- _Aim_
Make an exact copy of all the data.

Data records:
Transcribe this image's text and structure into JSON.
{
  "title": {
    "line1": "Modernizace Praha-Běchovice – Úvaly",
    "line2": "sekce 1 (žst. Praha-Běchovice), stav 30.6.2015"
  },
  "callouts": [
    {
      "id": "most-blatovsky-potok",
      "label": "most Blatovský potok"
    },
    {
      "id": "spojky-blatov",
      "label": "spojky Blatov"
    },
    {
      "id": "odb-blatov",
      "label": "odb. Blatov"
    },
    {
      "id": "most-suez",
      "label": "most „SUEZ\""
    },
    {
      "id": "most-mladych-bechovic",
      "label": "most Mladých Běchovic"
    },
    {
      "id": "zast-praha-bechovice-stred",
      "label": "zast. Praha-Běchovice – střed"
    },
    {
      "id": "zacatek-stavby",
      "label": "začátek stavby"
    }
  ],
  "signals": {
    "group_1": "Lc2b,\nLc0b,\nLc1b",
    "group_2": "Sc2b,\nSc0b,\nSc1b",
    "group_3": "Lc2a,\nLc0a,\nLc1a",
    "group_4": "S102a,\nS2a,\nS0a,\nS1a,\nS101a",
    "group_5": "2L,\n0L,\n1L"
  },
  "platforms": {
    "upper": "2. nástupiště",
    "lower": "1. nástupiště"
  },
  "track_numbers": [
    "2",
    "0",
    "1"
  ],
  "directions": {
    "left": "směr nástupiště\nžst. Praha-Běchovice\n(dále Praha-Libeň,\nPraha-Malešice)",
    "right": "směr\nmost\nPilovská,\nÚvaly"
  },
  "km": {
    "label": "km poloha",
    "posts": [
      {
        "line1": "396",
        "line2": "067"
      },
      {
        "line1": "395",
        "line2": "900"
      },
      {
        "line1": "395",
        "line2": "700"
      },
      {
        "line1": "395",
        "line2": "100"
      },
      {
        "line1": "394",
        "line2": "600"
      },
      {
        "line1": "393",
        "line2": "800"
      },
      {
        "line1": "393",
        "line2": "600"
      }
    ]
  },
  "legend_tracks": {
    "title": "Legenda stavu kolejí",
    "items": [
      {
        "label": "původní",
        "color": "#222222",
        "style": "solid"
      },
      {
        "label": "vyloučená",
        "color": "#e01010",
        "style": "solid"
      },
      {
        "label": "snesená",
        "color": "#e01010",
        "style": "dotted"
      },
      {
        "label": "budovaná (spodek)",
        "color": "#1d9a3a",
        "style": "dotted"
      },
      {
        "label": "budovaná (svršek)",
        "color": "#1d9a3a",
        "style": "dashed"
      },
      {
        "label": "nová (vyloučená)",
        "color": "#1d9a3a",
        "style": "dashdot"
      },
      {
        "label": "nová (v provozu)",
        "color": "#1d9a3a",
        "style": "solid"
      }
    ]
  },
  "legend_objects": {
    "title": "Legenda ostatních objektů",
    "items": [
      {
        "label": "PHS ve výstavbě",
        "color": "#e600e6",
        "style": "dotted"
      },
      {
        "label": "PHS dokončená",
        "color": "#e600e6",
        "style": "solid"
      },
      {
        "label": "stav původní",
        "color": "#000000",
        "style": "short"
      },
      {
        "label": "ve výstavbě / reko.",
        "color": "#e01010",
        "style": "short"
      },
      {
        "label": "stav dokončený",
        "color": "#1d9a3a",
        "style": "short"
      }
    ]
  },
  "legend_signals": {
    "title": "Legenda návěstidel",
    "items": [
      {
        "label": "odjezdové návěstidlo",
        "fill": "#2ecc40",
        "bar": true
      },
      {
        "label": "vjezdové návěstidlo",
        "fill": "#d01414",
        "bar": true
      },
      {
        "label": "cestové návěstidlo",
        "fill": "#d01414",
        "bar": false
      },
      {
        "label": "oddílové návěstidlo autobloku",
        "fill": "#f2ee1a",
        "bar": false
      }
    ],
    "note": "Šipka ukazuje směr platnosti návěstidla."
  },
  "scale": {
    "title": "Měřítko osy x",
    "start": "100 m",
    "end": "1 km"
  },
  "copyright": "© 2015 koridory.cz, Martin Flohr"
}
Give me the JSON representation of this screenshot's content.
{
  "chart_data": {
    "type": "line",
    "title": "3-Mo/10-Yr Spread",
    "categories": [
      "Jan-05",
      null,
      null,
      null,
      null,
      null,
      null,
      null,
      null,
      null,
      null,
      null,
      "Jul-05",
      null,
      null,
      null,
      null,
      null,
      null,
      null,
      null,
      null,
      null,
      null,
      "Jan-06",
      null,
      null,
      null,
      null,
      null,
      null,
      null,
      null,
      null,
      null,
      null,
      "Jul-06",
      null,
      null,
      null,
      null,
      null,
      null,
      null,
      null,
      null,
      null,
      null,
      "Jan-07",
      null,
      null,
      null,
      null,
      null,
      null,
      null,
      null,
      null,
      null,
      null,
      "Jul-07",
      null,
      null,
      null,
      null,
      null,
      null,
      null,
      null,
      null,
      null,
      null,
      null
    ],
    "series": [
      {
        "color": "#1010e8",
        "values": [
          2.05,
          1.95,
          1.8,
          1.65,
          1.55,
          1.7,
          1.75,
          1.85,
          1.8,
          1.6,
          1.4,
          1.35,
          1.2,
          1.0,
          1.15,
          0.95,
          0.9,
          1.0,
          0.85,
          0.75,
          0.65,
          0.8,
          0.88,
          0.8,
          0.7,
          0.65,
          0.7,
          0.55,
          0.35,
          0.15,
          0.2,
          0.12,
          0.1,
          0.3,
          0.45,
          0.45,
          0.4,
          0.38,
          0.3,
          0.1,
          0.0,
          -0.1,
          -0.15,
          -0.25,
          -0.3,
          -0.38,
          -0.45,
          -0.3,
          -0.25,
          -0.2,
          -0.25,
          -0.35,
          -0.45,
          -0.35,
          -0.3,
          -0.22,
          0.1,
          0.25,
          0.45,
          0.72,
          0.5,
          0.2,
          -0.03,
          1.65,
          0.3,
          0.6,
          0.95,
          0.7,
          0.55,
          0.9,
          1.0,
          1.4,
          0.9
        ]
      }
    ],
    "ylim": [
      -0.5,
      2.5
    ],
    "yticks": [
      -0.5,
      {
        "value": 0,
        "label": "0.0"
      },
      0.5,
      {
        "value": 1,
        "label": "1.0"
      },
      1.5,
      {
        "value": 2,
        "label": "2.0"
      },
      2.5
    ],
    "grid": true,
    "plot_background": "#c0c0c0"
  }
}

- _Solution for this problem_
Transcribe this image's text and structure into JSON.
{
  "title": {
    "line1": "Modernizace Praha-Běchovice – Úvaly",
    "line2": "sekce 1 (žst. Praha-Běchovice), stav 30.6.2015"
  },
  "callouts": [
    {
      "id": "most-blatovsky-potok",
      "label": "most Blatovský potok"
    },
    {
      "id": "spojky-blatov",
      "label": "spojky Blatov"
    },
    {
      "id": "odb-blatov",
      "label": "odb. Blatov"
    },
    {
      "id": "most-suez",
      "label": "most „SUEZ\""
    },
    {
      "id": "most-mladych-bechovic",
      "label": "most Mladých Běchovic"
    },
    {
      "id": "zast-praha-bechovice-stred",
      "label": "zast. Praha-Běchovice – střed"
    },
    {
      "id": "zacatek-stavby",
      "label": "začátek stavby"
    }
  ],
  "signals": {
    "group_1": "Lc2b,\nLc0b,\nLc1b",
    "group_2": "Sc2b,\nSc0b,\nSc1b",
    "group_3": "Lc2a,\nLc0a,\nLc1a",
    "group_4": "S102a,\nS2a,\nS0a,\nS1a,\nS101a",
    "group_5": "2L,\n0L,\n1L"
  },
  "platforms": {
    "upper": "2. nástupiště",
    "lower": "1. nástupiště"
  },
  "track_numbers": [
    "2",
    "0",
    "1"
  ],
  "directions": {
    "left": "směr nástupiště\nžst. Praha-Běchovice\n(dále Praha-Libeň,\nPraha-Malešice)",
    "right": "směr\nmost\nPilovská,\nÚvaly"
  },
  "km": {
    "label": "km poloha",
    "posts": [
      {
        "line1": "396",
        "line2": "067"
      },
      {
        "line1": "395",
        "line2": "900"
      },
      {
        "line1": "395",
        "line2": "700"
      },
      {
        "line1": "395",
        "line2": "100"
      },
      {
        "line1": "394",
        "line2": "600"
      },
      {
        "line1": "393",
        "line2": "800"
      },
      {
        "line1": "393",
        "line2": "600"
      }
    ]
  },
  "legend_tracks": {
    "title": "Legenda stavu kolejí",
    "items": [
      {
        "label": "původní",
        "color": "#222222",
        "style": "solid"
      },
      {
        "label": "vyloučená",
        "color": "#e01010",
        "style": "solid"
      },
      {
        "label": "snesená",
        "color": "#e01010",
        "style": "dotted"
      },
      {
        "label": "budovaná (spodek)",
        "color": "#1d9a3a",
        "style": "dotted"
      },
      {
        "label": "budovaná (svršek)",
        "color": "#1d9a3a",
        "style": "dashed"
      },
      {
        "label": "nová (vyloučená)",
        "color": "#1d9a3a",
        "style": "dashdot"
      },
      {
        "label": "nová (v provozu)",
        "color": "#1d9a3a",
        "style": "solid"
      }
    ]
  },
  "legend_objects": {
    "title": "Legenda ostatních objektů",
    "items": [
      {
        "label": "PHS ve výstavbě",
        "color": "#e600e6",
        "style": "dotted"
      },
      {
        "label": "PHS dokončená",
        "color": "#e600e6",
        "style": "solid"
      },
      {
        "label": "stav původní",
        "color": "#000000",
        "style": "short"
      },
      {
        "label": "ve výstavbě / reko.",
        "color": "#e01010",
        "style": "short"
      },
      {
        "label": "stav dokončený",
        "color": "#1d9a3a",
        "style": "short"
      }
    ]
  },
  "legend_signals": {
    "title": "Legenda návěstidel",
    "items": [
      {
        "label": "odjezdové návěstidlo",
        "fill": "#2ecc40",
        "bar": true
      },
      {
        "label": "vjezdové návěstidlo",
        "fill": "#d01414",
        "bar": true
      },
      {
        "label": "cestové návěstidlo",
        "fill": "#d01414",
        "bar": false
      },
      {
        "label": "oddílové návěstidlo autobloku",
        "fill": "#f2ee1a",
        "bar": false
      }
    ],
    "note": "Šipka ukazuje směr platnosti návěstidla."
  },
  "scale": {
    "title": "Měřítko osy x",
    "start": "100 m",
    "end": "1 km"
  },
  "copyright": "© 2015 koridory.cz, Martin Flohr"
}
Give me the JSON representation of this screenshot's content.
{
  "chart_data": {
    "type": "line",
    "title": "3-Mo/10-Yr Spread",
    "categories": [
      "Jan-05",
      null,
      null,
      null,
      null,
      null,
      null,
      null,
      null,
      null,
      null,
      null,
      "Jul-05",
      null,
      null,
      null,
      null,
      null,
      null,
      null,
      null,
      null,
      null,
      null,
      "Jan-06",
      null,
      null,
      null,
      null,
      null,
      null,
      null,
      null,
      null,
      null,
      null,
      "Jul-06",
      null,
      null,
      null,
      null,
      null,
      null,
      null,
      null,
      null,
      null,
      null,
      "Jan-07",
      null,
      null,
      null,
      null,
      null,
      null,
      null,
      null,
      null,
      null,
      null,
      "Jul-07",
      null,
      null,
      null,
      null,
      null,
      null,
      null,
      null,
      null,
      null,
      null,
      null
    ],
    "series": [
      {
        "color": "#1010e8",
        "values": [
          2.05,
          1.95,
          1.8,
          1.65,
          1.55,
          1.7,
          1.75,
          1.85,
          1.8,
          1.6,
          1.4,
          1.35,
          1.2,
          1.0,
          1.15,
          0.95,
          0.9,
          1.0,
          0.85,
          0.75,
          0.65,
          0.8,
          0.88,
          0.8,
          0.7,
          0.65,
          0.7,
          0.55,
          0.35,
          0.15,
          0.2,
          0.12,
          0.1,
          0.3,
          0.45,
          0.45,
          0.4,
          0.38,
          0.3,
          0.1,
          0.0,
          -0.1,
          -0.15,
          -0.25,
          -0.3,
          -0.38,
          -0.45,
          -0.3,
          -0.25,
          -0.2,
          -0.25,
          -0.35,
          -0.45,
          -0.35,
          -0.3,
          -0.22,
          0.1,
          0.25,
          0.45,
          0.72,
          0.5,
          0.2,
          -0.03,
          1.65,
          0.3,
          0.6,
          0.95,
          0.7,
          0.55,
          0.9,
          1.0,
          1.4,
          0.9
        ]
      }
    ],
    "ylim": [
      -0.5,
      2.5
    ],
    "yticks": [
      -0.5,
      {
        "value": 0,
        "label": "0.0"
      },
      0.5,
      {
        "value": 1,
        "label": "1.0"
      },
      1.5,
      {
        "value": 2,
        "label": "2.0"
      },
      2.5
    ],
    "grid": true,
    "plot_background": "#c0c0c0"
  }
}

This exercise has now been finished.